→ **What is needed**
Give the entries back exactly, dropping each image.

→ **Extracts from a graphics dataset**
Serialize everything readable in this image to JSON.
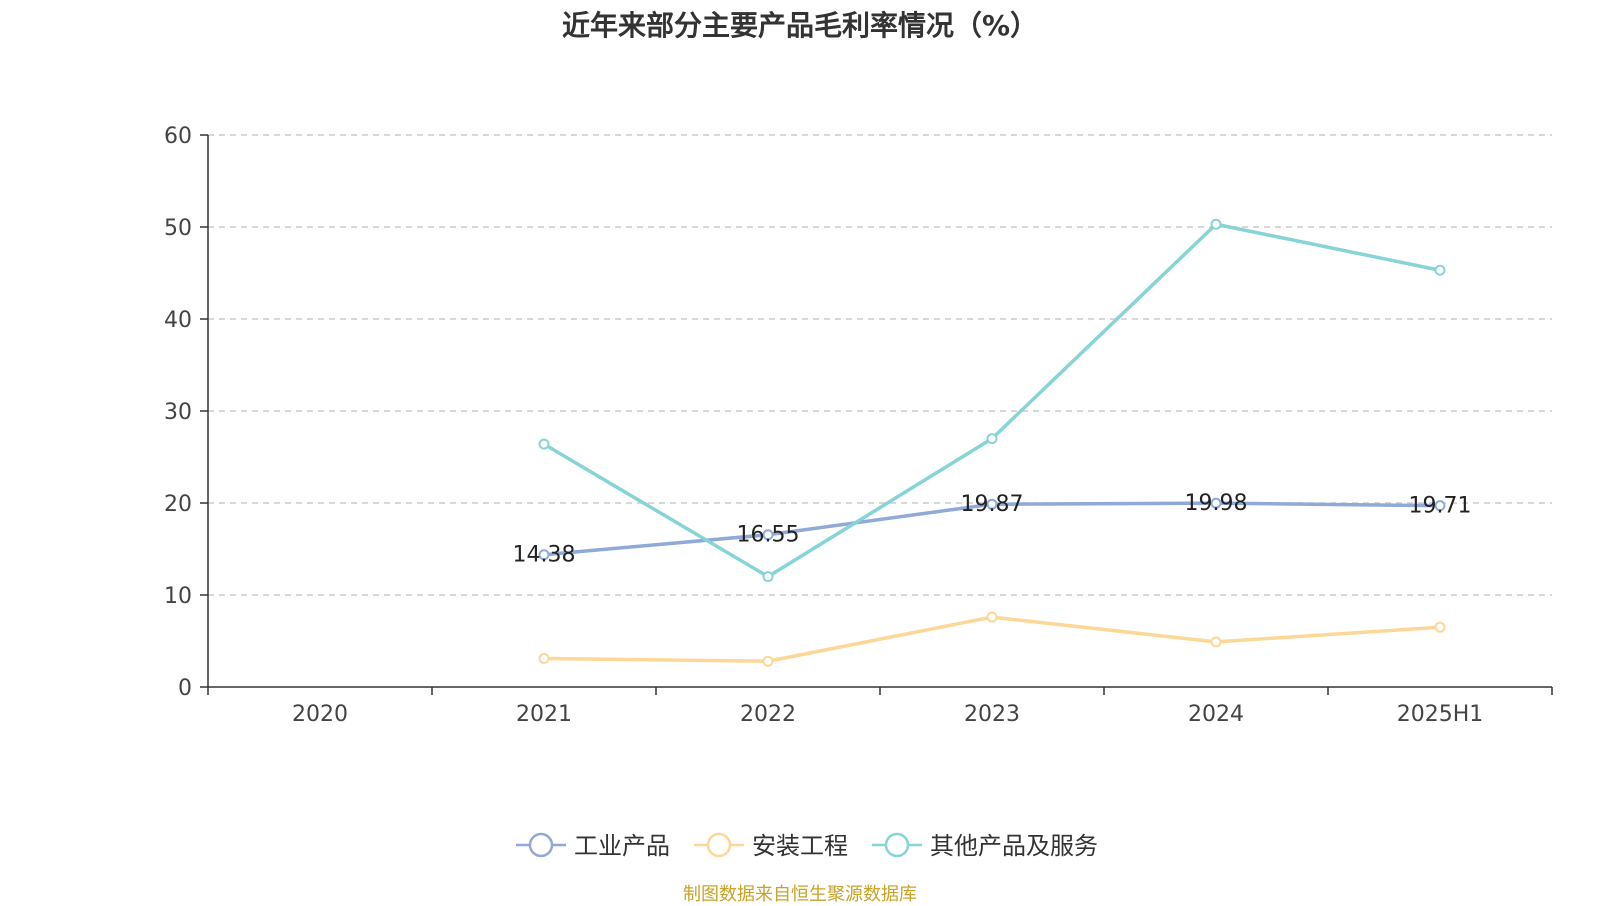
{
  "title": "近年来部分主要产品毛利率情况（%）",
  "source": "制图数据来自恒生聚源数据库",
  "chart_data": {
    "type": "line",
    "categories": [
      "2020",
      "2021",
      "2022",
      "2023",
      "2024",
      "2025H1"
    ],
    "ylim": [
      0,
      60
    ],
    "yticks": [
      0,
      10,
      20,
      30,
      40,
      50,
      60
    ],
    "grid": "horizontal dashed",
    "legend_position": "bottom",
    "series": [
      {
        "name": "工业产品",
        "color": "#8fa9d8",
        "values": [
          null,
          14.38,
          16.55,
          19.87,
          19.98,
          19.71
        ],
        "labels": [
          "",
          "14.38",
          "16.55",
          "19.87",
          "19.98",
          "19.71"
        ]
      },
      {
        "name": "安装工程",
        "color": "#fcd797",
        "values": [
          null,
          3.1,
          2.8,
          7.6,
          4.9,
          6.5
        ],
        "labels": []
      },
      {
        "name": "其他产品及服务",
        "color": "#86d4d6",
        "values": [
          null,
          26.4,
          12.0,
          27.0,
          50.3,
          45.3
        ],
        "labels": []
      }
    ]
  }
}
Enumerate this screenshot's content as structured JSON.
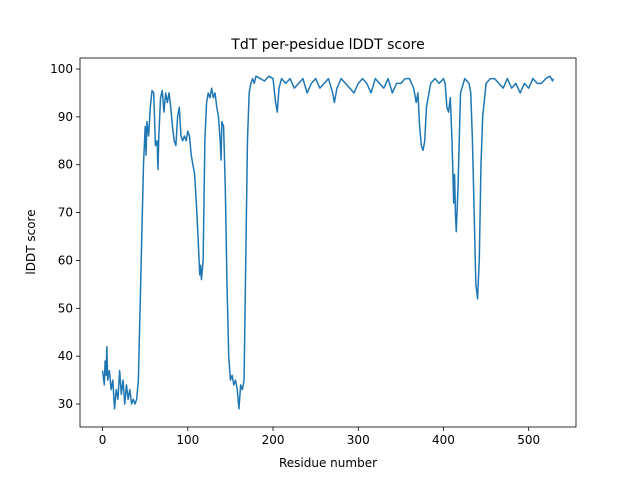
{
  "chart_data": {
    "type": "line",
    "title": "TdT per-pesidue lDDT score",
    "x_label": "Residue number",
    "y_label": "lDDT score",
    "series": [
      {
        "color": "#1f77b4",
        "x": [
          0,
          2,
          3,
          4,
          5,
          6,
          8,
          10,
          12,
          14,
          16,
          18,
          20,
          22,
          24,
          26,
          28,
          30,
          32,
          34,
          36,
          38,
          40,
          42,
          44,
          46,
          48,
          50,
          51,
          52,
          54,
          56,
          58,
          60,
          62,
          64,
          65,
          66,
          68,
          70,
          72,
          74,
          76,
          78,
          80,
          82,
          84,
          86,
          88,
          90,
          92,
          94,
          96,
          98,
          100,
          102,
          104,
          106,
          108,
          110,
          112,
          114,
          115,
          116,
          118,
          120,
          122,
          124,
          126,
          128,
          130,
          132,
          134,
          136,
          138,
          139,
          140,
          142,
          144,
          146,
          148,
          150,
          152,
          154,
          156,
          158,
          160,
          162,
          164,
          166,
          168,
          170,
          172,
          174,
          176,
          178,
          180,
          185,
          190,
          195,
          200,
          203,
          205,
          207,
          210,
          215,
          220,
          225,
          230,
          235,
          240,
          245,
          250,
          255,
          260,
          265,
          270,
          272,
          275,
          280,
          285,
          290,
          295,
          300,
          305,
          310,
          315,
          320,
          325,
          330,
          335,
          340,
          345,
          350,
          355,
          360,
          365,
          368,
          370,
          372,
          374,
          376,
          378,
          380,
          385,
          390,
          395,
          400,
          402,
          404,
          406,
          408,
          410,
          412,
          413,
          414,
          415,
          417,
          420,
          425,
          430,
          432,
          434,
          436,
          438,
          440,
          442,
          444,
          446,
          450,
          455,
          460,
          465,
          470,
          475,
          480,
          485,
          490,
          495,
          500,
          505,
          510,
          515,
          520,
          525,
          528,
          529
        ],
        "values": [
          37,
          34,
          39,
          36,
          42,
          35,
          37,
          33,
          35,
          29,
          33,
          31,
          37,
          32,
          35,
          30,
          34,
          31,
          33,
          30,
          31,
          30,
          31,
          35,
          50,
          65,
          80,
          88,
          82,
          89,
          86,
          92,
          95.5,
          95,
          84,
          85,
          79,
          86,
          94,
          95.5,
          91,
          95,
          93,
          95,
          92,
          88,
          85,
          84,
          90,
          92,
          86,
          85,
          86,
          85,
          87,
          86,
          82,
          80,
          78,
          72,
          65,
          57,
          59,
          56,
          60,
          85,
          93,
          95,
          94,
          96,
          94,
          95,
          92,
          90,
          85,
          81,
          89,
          88,
          75,
          55,
          40,
          35,
          36,
          34,
          35,
          33,
          29,
          34,
          33,
          35,
          60,
          85,
          95,
          97,
          98,
          97,
          98.5,
          98,
          97.5,
          98.5,
          98,
          93,
          91,
          96,
          98,
          97,
          98,
          96,
          97,
          98,
          95,
          97,
          98,
          96,
          97,
          98,
          95,
          93,
          96,
          98,
          97,
          96,
          95,
          97,
          98,
          97,
          95,
          98,
          97,
          96,
          98,
          95,
          97,
          97,
          98,
          98,
          96,
          93,
          95,
          88,
          84,
          83,
          85,
          92,
          97,
          98,
          97,
          98,
          97,
          92,
          91,
          94,
          85,
          72,
          78,
          70,
          66,
          75,
          95,
          98,
          97,
          95,
          85,
          70,
          55,
          52,
          60,
          80,
          90,
          97,
          98,
          98,
          97,
          96,
          98,
          96,
          97,
          95,
          97,
          96,
          98,
          97,
          97,
          98,
          98.5,
          97.5,
          98
        ]
      }
    ],
    "xlim": [
      -26.5,
      555.5
    ],
    "ylim": [
      25.2,
      102.3
    ],
    "xticks": [
      0,
      100,
      200,
      300,
      400,
      500
    ],
    "yticks": [
      30,
      40,
      50,
      60,
      70,
      80,
      90,
      100
    ]
  }
}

→ **Result of the exercise**
Serialize everything readable in this image to JSON.
{
  "title": "近年来部分主要产品毛利率情况（%）",
  "source": "制图数据来自恒生聚源数据库",
  "chart_data": {
    "type": "line",
    "categories": [
      "2020",
      "2021",
      "2022",
      "2023",
      "2024",
      "2025H1"
    ],
    "ylim": [
      0,
      60
    ],
    "yticks": [
      0,
      10,
      20,
      30,
      40,
      50,
      60
    ],
    "grid": "horizontal dashed",
    "legend_position": "bottom",
    "series": [
      {
        "name": "工业产品",
        "color": "#8fa9d8",
        "values": [
          null,
          14.38,
          16.55,
          19.87,
          19.98,
          19.71
        ],
        "labels": [
          "",
          "14.38",
          "16.55",
          "19.87",
          "19.98",
          "19.71"
        ]
      },
      {
        "name": "安装工程",
        "color": "#fcd797",
        "values": [
          null,
          3.1,
          2.8,
          7.6,
          4.9,
          6.5
        ],
        "labels": []
      },
      {
        "name": "其他产品及服务",
        "color": "#86d4d6",
        "values": [
          null,
          26.4,
          12.0,
          27.0,
          50.3,
          45.3
        ],
        "labels": []
      }
    ]
  }
}
Enumerate this screenshot's content as structured JSON.
{
  "chart_data": {
    "type": "line",
    "title": "TdT per-pesidue lDDT score",
    "x_label": "Residue number",
    "y_label": "lDDT score",
    "series": [
      {
        "color": "#1f77b4",
        "x": [
          0,
          2,
          3,
          4,
          5,
          6,
          8,
          10,
          12,
          14,
          16,
          18,
          20,
          22,
          24,
          26,
          28,
          30,
          32,
          34,
          36,
          38,
          40,
          42,
          44,
          46,
          48,
          50,
          51,
          52,
          54,
          56,
          58,
          60,
          62,
          64,
          65,
          66,
          68,
          70,
          72,
          74,
          76,
          78,
          80,
          82,
          84,
          86,
          88,
          90,
          92,
          94,
          96,
          98,
          100,
          102,
          104,
          106,
          108,
          110,
          112,
          114,
          115,
          116,
          118,
          120,
          122,
          124,
          126,
          128,
          130,
          132,
          134,
          136,
          138,
          139,
          140,
          142,
          144,
          146,
          148,
          150,
          152,
          154,
          156,
          158,
          160,
          162,
          164,
          166,
          168,
          170,
          172,
          174,
          176,
          178,
          180,
          185,
          190,
          195,
          200,
          203,
          205,
          207,
          210,
          215,
          220,
          225,
          230,
          235,
          240,
          245,
          250,
          255,
          260,
          265,
          270,
          272,
          275,
          280,
          285,
          290,
          295,
          300,
          305,
          310,
          315,
          320,
          325,
          330,
          335,
          340,
          345,
          350,
          355,
          360,
          365,
          368,
          370,
          372,
          374,
          376,
          378,
          380,
          385,
          390,
          395,
          400,
          402,
          404,
          406,
          408,
          410,
          412,
          413,
          414,
          415,
          417,
          420,
          425,
          430,
          432,
          434,
          436,
          438,
          440,
          442,
          444,
          446,
          450,
          455,
          460,
          465,
          470,
          475,
          480,
          485,
          490,
          495,
          500,
          505,
          510,
          515,
          520,
          525,
          528,
          529
        ],
        "values": [
          37,
          34,
          39,
          36,
          42,
          35,
          37,
          33,
          35,
          29,
          33,
          31,
          37,
          32,
          35,
          30,
          34,
          31,
          33,
          30,
          31,
          30,
          31,
          35,
          50,
          65,
          80,
          88,
          82,
          89,
          86,
          92,
          95.5,
          95,
          84,
          85,
          79,
          86,
          94,
          95.5,
          91,
          95,
          93,
          95,
          92,
          88,
          85,
          84,
          90,
          92,
          86,
          85,
          86,
          85,
          87,
          86,
          82,
          80,
          78,
          72,
          65,
          57,
          59,
          56,
          60,
          85,
          93,
          95,
          94,
          96,
          94,
          95,
          92,
          90,
          85,
          81,
          89,
          88,
          75,
          55,
          40,
          35,
          36,
          34,
          35,
          33,
          29,
          34,
          33,
          35,
          60,
          85,
          95,
          97,
          98,
          97,
          98.5,
          98,
          97.5,
          98.5,
          98,
          93,
          91,
          96,
          98,
          97,
          98,
          96,
          97,
          98,
          95,
          97,
          98,
          96,
          97,
          98,
          95,
          93,
          96,
          98,
          97,
          96,
          95,
          97,
          98,
          97,
          95,
          98,
          97,
          96,
          98,
          95,
          97,
          97,
          98,
          98,
          96,
          93,
          95,
          88,
          84,
          83,
          85,
          92,
          97,
          98,
          97,
          98,
          97,
          92,
          91,
          94,
          85,
          72,
          78,
          70,
          66,
          75,
          95,
          98,
          97,
          95,
          85,
          70,
          55,
          52,
          60,
          80,
          90,
          97,
          98,
          98,
          97,
          96,
          98,
          96,
          97,
          95,
          97,
          96,
          98,
          97,
          97,
          98,
          98.5,
          97.5,
          98
        ]
      }
    ],
    "xlim": [
      -26.5,
      555.5
    ],
    "ylim": [
      25.2,
      102.3
    ],
    "xticks": [
      0,
      100,
      200,
      300,
      400,
      500
    ],
    "yticks": [
      30,
      40,
      50,
      60,
      70,
      80,
      90,
      100
    ]
  }
}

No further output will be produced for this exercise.